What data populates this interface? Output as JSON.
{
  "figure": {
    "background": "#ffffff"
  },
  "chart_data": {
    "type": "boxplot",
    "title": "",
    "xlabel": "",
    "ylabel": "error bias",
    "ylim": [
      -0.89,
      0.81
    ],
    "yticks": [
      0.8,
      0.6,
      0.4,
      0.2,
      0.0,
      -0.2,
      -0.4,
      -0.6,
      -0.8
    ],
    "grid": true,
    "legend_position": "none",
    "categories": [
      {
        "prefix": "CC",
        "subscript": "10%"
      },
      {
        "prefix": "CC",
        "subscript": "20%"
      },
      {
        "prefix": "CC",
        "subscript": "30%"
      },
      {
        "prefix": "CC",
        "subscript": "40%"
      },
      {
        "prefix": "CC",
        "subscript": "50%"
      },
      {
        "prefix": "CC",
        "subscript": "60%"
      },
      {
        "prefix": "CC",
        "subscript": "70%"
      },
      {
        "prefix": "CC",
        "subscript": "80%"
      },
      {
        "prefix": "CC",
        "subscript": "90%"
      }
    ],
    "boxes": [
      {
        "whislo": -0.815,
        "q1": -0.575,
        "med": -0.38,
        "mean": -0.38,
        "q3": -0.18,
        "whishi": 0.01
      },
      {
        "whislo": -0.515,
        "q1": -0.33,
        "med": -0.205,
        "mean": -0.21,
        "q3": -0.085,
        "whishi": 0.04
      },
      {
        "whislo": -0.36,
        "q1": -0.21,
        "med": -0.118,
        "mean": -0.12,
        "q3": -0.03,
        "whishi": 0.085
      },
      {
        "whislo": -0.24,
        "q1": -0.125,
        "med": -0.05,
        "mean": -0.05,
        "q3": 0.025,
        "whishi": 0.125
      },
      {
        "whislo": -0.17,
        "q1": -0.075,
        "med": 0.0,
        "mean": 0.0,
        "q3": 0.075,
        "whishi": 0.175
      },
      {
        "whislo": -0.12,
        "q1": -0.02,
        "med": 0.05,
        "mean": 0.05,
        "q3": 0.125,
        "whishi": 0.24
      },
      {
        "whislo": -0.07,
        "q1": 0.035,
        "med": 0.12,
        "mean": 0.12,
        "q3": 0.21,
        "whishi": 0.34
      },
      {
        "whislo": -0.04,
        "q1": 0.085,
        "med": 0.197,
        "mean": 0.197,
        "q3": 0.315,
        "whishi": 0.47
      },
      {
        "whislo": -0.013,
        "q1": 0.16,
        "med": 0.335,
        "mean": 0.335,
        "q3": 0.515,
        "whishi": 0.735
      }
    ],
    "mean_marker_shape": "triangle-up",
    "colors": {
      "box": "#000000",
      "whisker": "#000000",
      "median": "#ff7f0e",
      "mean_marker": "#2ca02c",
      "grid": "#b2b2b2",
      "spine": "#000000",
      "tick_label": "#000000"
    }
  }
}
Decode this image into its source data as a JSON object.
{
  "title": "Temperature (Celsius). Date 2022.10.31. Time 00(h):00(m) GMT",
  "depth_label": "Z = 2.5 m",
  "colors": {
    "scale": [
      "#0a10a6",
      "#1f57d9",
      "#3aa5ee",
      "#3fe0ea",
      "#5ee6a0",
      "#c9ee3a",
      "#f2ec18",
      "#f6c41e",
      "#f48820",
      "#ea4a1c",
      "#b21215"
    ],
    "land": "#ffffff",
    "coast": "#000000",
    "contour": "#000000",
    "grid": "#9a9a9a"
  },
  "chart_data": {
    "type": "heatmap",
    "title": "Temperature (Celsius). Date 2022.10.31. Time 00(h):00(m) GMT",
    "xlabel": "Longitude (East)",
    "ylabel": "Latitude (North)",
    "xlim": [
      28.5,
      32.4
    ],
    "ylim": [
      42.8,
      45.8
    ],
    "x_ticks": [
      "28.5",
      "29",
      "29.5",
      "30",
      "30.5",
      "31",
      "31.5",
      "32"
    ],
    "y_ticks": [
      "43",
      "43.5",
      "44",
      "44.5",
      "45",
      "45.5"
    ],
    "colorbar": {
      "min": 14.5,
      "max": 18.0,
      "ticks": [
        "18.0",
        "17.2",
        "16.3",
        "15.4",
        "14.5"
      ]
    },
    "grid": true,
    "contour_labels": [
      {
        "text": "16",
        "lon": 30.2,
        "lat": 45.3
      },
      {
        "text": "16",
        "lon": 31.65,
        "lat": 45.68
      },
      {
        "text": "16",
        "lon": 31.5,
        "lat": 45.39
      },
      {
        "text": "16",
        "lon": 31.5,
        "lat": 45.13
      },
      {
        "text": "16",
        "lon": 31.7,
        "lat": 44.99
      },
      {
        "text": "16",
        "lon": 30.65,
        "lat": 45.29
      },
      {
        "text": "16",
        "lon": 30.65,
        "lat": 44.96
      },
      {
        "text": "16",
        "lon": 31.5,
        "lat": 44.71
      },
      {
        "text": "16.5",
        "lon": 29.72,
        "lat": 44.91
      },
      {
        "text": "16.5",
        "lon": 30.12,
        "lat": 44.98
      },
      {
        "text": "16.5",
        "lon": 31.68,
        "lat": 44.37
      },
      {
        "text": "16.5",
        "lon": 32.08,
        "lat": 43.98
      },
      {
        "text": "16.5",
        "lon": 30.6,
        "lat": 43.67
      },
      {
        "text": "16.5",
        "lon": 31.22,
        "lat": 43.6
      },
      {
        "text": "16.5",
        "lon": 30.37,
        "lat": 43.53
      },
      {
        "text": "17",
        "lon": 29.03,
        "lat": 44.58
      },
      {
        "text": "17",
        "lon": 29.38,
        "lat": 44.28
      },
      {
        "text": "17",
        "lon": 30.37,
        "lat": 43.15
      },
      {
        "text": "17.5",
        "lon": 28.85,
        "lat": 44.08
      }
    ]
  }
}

------------------------------------

◆ STATED GOAL
Where a line in the material contains "whislo", copy that line.

◆ EXPECTED OUTPUT
        "whislo": -0.815,
        "whislo": -0.515,
        "whislo": -0.36,
        "whislo": -0.24,
        "whislo": -0.17,
        "whislo": -0.12,
        "whislo": -0.07,
        "whislo": -0.04,
        "whislo": -0.013,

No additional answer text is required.